AIM »
Find every line in the records below that holds the word "image" and copy it.

PROVIDED INFORMATION »
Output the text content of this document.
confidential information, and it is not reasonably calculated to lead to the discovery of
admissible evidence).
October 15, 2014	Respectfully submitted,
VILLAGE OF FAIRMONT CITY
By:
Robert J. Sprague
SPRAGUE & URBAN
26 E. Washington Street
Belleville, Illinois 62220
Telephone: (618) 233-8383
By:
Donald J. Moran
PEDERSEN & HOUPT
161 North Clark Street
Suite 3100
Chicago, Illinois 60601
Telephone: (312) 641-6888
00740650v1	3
==
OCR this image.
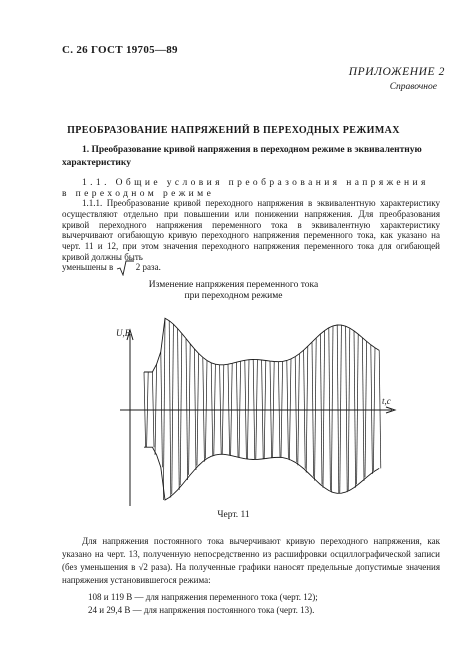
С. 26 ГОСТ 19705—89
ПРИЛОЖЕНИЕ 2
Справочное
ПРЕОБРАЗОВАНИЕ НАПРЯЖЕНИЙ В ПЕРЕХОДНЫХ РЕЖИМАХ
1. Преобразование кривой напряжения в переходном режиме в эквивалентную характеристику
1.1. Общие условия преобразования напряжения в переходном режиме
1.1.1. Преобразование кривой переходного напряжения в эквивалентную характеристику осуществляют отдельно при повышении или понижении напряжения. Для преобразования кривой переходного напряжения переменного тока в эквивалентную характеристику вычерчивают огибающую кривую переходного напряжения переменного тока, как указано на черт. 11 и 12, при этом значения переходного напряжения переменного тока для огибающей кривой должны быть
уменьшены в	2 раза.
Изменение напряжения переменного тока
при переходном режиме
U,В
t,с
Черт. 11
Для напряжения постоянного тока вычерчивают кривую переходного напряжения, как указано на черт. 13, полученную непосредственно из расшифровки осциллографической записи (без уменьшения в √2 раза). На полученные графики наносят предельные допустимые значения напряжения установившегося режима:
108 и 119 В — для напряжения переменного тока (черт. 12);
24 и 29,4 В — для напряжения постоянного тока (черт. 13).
==
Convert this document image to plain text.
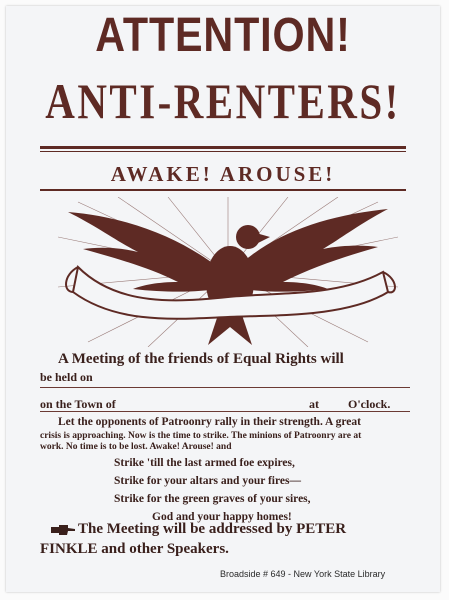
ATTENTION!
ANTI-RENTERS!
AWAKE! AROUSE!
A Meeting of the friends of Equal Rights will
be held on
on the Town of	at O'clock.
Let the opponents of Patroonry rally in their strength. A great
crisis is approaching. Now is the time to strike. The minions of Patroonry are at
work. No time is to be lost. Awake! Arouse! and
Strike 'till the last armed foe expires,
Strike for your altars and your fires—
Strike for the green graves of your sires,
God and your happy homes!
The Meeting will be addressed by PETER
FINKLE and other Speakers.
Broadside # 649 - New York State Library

FINISHED EXERCISE »
OCR this image.
Convert this document image to plain text.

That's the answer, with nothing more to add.